§ **What needs to be done**: Review the material line by line. Identify and copy every line that contains the string "from".
Start of Input material
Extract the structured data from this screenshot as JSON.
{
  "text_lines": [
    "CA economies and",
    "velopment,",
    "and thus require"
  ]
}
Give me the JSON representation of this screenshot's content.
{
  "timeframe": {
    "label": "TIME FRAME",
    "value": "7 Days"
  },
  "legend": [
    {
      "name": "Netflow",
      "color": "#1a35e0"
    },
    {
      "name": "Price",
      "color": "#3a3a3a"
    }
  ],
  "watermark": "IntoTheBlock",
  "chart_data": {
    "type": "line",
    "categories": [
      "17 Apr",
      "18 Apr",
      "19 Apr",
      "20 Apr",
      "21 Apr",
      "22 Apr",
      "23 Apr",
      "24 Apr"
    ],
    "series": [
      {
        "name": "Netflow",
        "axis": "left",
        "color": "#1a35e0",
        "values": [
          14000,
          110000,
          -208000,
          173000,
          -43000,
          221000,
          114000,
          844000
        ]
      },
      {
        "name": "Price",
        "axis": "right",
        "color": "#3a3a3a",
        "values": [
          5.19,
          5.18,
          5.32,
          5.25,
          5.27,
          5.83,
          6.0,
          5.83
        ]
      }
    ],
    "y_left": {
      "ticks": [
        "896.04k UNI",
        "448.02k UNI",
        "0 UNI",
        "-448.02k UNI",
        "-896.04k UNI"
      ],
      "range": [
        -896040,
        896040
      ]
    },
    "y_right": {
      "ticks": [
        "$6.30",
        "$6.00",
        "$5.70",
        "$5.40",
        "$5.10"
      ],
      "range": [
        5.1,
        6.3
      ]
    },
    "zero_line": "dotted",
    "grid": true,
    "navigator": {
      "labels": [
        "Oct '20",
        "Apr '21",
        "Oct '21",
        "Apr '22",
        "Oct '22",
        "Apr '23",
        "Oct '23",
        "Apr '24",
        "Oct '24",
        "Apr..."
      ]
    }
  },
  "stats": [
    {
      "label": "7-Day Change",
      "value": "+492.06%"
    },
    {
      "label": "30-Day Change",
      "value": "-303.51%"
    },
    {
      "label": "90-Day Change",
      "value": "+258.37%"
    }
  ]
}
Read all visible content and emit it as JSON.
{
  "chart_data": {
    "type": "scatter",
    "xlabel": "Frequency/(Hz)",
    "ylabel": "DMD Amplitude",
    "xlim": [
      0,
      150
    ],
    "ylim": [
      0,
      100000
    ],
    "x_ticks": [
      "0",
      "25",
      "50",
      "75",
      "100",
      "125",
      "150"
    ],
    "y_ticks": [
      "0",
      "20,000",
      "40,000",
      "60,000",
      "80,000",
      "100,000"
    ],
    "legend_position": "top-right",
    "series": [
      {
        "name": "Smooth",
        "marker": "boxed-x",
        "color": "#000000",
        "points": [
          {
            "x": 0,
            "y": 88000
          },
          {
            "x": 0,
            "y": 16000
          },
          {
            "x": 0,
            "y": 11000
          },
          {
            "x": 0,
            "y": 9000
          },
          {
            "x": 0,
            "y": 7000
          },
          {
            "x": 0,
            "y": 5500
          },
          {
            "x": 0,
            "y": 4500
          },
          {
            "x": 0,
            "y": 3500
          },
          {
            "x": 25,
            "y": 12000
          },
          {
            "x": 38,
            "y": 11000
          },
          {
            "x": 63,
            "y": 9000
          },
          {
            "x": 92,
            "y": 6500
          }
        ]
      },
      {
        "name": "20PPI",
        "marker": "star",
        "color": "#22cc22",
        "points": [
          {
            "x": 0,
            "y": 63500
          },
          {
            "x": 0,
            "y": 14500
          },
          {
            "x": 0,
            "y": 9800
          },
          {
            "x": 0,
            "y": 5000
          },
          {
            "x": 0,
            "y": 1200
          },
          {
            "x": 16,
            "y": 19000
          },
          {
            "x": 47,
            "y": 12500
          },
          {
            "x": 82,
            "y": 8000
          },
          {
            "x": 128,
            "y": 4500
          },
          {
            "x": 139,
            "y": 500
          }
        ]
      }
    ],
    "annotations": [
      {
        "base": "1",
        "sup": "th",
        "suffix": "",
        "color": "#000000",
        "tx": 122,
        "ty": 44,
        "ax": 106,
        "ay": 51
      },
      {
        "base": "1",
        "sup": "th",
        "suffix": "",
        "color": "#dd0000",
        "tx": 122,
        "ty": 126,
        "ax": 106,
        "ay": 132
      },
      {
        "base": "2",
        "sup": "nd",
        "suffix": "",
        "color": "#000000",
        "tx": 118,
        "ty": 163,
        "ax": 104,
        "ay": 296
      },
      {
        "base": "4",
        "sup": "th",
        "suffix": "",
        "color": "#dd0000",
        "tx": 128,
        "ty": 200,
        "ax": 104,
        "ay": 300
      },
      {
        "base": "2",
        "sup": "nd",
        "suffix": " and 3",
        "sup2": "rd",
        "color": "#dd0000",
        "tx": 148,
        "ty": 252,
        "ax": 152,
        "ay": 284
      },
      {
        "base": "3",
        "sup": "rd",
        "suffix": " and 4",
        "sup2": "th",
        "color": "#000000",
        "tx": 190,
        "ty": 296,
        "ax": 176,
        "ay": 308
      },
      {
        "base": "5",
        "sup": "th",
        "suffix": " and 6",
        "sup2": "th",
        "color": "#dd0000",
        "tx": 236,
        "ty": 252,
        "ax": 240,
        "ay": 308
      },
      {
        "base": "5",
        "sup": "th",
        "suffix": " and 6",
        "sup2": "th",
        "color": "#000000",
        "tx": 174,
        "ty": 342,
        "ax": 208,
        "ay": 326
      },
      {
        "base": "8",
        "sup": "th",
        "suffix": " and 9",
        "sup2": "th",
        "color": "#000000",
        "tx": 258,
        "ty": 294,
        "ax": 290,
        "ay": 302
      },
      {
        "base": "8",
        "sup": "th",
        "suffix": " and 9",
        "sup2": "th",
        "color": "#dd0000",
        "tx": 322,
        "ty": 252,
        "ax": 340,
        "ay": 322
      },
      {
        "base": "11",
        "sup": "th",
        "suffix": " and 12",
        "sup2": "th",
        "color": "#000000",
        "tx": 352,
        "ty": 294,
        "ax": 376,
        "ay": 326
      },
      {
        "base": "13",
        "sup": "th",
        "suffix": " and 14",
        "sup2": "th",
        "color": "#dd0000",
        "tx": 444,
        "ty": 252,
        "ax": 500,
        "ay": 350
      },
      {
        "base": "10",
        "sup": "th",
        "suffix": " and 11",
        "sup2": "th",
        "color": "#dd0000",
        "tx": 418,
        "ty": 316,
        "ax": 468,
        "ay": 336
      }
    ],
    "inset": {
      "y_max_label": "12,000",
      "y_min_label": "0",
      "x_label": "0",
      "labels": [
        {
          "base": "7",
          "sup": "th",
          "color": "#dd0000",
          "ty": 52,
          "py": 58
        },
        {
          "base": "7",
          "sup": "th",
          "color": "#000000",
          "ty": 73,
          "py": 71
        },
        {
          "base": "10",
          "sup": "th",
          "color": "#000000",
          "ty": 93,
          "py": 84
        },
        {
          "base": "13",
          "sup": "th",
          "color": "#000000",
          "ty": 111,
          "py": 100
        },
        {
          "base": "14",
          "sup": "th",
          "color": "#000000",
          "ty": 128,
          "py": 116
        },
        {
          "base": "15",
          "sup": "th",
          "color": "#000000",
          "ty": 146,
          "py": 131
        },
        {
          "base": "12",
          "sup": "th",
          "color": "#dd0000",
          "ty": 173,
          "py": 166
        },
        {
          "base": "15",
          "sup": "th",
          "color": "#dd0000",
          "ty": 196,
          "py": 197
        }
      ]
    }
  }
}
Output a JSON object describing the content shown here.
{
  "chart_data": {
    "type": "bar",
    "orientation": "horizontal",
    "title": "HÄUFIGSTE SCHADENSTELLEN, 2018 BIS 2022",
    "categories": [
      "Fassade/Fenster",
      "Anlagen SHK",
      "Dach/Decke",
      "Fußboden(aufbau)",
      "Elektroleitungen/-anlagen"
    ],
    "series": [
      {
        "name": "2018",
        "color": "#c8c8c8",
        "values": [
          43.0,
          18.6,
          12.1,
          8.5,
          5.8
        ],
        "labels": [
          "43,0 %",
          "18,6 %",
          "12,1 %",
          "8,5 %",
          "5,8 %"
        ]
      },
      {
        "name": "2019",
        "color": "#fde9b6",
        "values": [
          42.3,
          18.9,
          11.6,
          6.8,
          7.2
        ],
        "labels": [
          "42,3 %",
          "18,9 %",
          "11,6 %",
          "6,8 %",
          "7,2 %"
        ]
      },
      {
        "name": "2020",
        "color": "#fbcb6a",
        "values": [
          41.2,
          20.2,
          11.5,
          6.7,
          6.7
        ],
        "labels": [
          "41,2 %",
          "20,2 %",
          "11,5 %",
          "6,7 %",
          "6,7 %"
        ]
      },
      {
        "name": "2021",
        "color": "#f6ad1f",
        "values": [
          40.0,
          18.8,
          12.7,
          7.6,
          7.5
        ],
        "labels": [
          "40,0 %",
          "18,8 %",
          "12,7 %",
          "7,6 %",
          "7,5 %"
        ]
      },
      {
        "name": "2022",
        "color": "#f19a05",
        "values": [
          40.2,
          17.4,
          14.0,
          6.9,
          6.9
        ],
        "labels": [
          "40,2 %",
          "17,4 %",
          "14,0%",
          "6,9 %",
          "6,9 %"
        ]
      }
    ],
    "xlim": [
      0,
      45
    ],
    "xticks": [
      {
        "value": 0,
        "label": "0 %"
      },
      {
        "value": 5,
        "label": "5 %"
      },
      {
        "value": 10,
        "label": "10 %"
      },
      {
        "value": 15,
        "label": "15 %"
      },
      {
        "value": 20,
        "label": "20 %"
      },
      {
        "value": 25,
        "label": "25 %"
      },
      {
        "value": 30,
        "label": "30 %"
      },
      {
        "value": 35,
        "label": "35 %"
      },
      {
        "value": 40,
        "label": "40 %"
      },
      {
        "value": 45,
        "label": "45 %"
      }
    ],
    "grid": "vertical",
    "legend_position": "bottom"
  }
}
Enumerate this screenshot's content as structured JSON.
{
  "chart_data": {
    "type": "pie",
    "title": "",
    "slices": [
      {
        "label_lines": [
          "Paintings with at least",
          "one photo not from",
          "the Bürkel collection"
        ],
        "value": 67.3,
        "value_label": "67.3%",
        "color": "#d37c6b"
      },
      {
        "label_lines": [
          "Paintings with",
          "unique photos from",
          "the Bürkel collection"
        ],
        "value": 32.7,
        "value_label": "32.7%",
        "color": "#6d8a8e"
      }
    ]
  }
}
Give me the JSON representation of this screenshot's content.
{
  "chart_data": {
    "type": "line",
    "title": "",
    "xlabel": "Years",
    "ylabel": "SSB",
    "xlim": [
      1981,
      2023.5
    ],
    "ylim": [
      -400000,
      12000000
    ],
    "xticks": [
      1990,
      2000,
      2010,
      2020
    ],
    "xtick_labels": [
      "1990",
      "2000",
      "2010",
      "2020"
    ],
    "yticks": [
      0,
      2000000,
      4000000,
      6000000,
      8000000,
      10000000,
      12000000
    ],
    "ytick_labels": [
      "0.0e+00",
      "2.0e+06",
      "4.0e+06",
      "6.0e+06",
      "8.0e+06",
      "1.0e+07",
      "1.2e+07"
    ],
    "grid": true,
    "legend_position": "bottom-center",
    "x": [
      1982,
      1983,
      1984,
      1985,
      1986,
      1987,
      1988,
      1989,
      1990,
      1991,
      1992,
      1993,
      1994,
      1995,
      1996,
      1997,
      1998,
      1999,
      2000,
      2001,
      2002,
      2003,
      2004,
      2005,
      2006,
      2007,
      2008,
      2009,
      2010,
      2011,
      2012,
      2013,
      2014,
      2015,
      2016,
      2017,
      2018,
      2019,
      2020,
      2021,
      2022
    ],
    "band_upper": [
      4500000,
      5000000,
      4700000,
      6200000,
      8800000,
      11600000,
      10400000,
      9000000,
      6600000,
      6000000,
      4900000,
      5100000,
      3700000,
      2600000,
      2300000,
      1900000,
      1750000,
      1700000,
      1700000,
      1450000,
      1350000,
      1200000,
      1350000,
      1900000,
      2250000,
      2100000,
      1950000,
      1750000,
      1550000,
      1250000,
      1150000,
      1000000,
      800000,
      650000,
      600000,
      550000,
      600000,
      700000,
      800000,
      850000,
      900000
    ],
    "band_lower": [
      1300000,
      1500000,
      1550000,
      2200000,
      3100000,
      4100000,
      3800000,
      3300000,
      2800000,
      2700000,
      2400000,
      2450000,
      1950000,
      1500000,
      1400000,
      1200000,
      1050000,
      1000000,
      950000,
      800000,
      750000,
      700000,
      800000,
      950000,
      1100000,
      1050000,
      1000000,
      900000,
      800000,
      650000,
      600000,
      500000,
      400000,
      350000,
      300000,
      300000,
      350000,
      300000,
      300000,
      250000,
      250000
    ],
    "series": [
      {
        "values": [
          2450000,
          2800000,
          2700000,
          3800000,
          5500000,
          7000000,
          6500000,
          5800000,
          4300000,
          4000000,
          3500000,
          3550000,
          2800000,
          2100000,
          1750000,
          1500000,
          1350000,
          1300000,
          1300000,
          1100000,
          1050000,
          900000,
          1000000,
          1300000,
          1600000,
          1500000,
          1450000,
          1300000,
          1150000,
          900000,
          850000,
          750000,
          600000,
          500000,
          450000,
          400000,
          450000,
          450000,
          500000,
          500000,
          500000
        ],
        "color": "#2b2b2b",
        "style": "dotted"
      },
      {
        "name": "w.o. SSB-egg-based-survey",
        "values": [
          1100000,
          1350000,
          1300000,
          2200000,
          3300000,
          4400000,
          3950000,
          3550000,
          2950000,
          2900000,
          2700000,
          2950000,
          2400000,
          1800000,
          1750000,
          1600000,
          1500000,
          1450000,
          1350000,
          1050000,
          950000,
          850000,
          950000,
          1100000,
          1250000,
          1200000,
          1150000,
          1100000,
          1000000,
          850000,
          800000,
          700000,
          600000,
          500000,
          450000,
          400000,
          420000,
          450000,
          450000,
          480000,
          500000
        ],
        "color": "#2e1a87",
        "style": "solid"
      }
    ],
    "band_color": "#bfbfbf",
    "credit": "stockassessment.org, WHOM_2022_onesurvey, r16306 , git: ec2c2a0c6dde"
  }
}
End of Input material
§ **Finished answer**:
Extract the structured data from this screenshot as JSON.
          "one photo not from",
          "unique photos from",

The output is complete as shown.